--- Set task ---
Write out each line in which the string "JSON" is present.

--- Data listing ---
··········
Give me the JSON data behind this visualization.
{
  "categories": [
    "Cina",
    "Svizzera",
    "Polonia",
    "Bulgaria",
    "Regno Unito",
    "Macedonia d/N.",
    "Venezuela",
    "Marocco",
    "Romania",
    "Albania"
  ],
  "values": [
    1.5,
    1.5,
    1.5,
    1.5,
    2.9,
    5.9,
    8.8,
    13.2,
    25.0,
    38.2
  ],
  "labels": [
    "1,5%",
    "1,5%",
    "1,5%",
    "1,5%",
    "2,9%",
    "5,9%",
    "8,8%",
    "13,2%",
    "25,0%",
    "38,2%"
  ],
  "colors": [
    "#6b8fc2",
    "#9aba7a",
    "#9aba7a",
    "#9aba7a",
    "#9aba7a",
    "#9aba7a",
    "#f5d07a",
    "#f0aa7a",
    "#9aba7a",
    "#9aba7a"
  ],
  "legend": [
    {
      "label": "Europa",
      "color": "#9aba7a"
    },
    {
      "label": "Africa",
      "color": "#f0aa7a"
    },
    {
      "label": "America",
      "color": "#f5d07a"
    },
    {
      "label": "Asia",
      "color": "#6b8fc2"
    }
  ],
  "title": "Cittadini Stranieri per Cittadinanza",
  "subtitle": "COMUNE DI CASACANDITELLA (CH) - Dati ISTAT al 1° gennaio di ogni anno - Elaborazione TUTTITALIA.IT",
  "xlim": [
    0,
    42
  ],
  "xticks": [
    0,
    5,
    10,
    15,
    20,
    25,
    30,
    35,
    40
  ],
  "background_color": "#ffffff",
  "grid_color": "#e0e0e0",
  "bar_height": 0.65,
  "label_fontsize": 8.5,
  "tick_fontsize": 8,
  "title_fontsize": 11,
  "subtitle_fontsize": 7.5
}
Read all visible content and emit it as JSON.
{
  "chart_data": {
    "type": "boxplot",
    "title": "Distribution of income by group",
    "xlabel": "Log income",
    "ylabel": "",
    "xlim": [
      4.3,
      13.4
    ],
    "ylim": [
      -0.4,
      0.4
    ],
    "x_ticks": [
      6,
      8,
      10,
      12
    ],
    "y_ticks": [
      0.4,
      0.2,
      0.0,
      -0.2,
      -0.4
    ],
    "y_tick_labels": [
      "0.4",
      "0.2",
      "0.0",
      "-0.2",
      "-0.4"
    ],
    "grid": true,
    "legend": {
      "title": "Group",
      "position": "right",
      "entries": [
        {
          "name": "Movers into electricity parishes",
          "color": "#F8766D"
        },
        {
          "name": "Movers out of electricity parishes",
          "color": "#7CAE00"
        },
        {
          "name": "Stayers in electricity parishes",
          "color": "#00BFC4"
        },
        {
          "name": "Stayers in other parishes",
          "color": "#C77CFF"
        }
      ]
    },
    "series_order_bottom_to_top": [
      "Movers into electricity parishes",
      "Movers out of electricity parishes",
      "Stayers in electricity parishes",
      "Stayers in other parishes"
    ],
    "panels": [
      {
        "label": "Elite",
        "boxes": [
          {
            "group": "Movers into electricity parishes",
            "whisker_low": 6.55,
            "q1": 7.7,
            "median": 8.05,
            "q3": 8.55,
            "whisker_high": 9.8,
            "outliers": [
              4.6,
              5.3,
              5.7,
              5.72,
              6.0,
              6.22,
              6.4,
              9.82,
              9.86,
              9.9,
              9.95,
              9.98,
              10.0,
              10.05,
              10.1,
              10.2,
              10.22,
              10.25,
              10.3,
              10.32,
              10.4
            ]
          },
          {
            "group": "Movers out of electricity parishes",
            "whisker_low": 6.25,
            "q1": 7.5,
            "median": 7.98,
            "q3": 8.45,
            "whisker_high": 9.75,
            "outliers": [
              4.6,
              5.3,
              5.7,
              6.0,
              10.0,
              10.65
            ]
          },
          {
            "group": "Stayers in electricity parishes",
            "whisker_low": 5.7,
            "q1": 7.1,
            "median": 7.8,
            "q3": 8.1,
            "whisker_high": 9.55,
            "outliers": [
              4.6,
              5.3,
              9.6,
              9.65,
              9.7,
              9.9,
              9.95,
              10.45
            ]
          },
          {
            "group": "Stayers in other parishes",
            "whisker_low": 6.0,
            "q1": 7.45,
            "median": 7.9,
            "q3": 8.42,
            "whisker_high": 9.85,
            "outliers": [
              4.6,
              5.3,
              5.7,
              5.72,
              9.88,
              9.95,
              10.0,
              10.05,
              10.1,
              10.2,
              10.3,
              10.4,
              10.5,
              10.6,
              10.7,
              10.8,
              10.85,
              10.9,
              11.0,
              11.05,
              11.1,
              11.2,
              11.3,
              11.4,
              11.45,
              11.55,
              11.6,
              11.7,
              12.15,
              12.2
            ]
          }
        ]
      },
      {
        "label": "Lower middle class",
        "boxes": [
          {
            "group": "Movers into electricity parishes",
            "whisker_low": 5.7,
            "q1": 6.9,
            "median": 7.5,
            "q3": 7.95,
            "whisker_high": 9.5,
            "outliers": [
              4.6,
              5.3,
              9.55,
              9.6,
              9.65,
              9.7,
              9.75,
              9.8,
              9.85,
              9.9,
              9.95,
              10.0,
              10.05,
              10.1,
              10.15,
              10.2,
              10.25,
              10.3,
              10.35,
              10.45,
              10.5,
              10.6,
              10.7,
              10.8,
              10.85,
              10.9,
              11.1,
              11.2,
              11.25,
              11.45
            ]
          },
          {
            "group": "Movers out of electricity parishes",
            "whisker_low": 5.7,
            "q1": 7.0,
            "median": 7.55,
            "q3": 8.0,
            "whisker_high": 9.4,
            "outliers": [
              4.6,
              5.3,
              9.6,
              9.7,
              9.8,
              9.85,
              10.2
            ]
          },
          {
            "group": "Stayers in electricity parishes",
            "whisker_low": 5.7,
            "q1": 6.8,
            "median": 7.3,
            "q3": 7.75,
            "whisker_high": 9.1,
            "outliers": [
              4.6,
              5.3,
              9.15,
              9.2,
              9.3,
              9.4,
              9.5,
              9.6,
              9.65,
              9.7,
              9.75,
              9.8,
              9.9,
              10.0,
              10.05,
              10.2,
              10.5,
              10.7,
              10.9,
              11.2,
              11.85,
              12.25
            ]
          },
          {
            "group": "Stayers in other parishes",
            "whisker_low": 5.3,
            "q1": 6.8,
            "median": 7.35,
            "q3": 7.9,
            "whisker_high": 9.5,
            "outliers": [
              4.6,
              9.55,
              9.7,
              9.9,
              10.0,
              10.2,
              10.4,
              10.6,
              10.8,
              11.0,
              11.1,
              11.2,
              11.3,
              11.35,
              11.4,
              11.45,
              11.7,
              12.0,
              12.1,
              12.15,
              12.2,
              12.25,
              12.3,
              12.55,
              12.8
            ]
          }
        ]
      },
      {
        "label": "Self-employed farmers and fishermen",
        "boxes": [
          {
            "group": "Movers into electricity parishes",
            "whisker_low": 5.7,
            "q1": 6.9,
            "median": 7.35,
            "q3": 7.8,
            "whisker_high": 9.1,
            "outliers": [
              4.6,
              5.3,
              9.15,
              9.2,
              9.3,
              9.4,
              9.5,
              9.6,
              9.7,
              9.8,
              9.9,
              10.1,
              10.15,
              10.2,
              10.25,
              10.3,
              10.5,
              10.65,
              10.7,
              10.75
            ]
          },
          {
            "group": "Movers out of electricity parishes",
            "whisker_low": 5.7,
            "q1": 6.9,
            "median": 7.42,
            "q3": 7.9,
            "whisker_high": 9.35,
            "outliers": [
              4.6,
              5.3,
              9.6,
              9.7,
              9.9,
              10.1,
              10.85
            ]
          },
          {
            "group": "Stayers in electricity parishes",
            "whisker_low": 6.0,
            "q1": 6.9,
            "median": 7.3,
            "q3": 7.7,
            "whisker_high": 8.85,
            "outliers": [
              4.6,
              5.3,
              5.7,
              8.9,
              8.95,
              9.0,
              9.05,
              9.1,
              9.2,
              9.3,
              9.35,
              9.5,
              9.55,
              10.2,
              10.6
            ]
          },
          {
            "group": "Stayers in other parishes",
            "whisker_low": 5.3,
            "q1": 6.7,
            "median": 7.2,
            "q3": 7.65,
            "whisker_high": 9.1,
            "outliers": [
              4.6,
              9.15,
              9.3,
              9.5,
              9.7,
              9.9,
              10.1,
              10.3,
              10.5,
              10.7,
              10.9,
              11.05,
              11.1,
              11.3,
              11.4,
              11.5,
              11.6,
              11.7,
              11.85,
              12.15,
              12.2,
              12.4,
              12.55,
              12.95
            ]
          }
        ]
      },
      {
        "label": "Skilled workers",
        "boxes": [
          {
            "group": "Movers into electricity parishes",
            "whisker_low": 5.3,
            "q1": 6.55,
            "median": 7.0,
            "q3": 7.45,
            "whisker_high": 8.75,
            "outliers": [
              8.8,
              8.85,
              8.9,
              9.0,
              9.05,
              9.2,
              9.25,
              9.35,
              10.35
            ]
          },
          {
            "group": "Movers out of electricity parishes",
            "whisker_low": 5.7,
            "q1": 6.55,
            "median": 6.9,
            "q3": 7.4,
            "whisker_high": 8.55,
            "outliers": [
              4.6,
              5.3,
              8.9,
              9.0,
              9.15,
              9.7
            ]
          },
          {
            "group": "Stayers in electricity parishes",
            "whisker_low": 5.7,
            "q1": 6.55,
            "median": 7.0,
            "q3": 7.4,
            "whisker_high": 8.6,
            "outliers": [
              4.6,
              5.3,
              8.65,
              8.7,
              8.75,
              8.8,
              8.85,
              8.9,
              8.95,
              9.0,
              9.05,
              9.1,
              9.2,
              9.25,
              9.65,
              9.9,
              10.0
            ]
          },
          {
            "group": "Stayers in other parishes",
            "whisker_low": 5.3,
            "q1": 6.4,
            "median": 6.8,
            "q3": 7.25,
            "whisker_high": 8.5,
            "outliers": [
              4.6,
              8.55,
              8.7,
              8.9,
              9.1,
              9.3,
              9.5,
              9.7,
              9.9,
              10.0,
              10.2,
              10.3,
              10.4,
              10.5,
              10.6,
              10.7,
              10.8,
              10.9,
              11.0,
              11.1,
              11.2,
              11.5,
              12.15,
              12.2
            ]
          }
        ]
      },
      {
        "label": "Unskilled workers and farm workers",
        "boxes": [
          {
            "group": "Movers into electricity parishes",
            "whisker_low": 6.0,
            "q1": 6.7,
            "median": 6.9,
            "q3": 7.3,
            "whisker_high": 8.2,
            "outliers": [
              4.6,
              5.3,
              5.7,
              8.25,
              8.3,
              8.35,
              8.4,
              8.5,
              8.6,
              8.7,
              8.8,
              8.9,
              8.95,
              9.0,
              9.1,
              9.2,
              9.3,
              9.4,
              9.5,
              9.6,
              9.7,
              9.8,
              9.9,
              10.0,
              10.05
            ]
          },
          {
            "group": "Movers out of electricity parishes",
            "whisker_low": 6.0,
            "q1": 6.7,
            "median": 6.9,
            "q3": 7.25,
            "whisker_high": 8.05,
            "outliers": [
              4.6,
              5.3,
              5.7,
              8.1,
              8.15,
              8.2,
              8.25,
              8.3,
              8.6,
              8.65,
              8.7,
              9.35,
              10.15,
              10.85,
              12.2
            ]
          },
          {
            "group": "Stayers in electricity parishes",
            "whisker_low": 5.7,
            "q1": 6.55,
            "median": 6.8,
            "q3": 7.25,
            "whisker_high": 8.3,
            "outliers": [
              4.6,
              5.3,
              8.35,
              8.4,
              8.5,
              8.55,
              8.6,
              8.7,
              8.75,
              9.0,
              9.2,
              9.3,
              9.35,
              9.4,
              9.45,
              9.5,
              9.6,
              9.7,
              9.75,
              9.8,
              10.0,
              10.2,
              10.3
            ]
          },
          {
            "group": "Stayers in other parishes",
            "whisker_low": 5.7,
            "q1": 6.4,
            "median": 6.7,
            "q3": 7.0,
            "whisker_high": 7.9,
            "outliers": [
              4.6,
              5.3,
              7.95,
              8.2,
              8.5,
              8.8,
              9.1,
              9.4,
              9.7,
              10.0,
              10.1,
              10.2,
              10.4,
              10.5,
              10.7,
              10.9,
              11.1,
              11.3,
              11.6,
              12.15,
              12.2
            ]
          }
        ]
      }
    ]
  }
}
··········
--- Answer to the exercise ---
Give me the JSON data behind this visualization.
Read all visible content and emit it as JSON.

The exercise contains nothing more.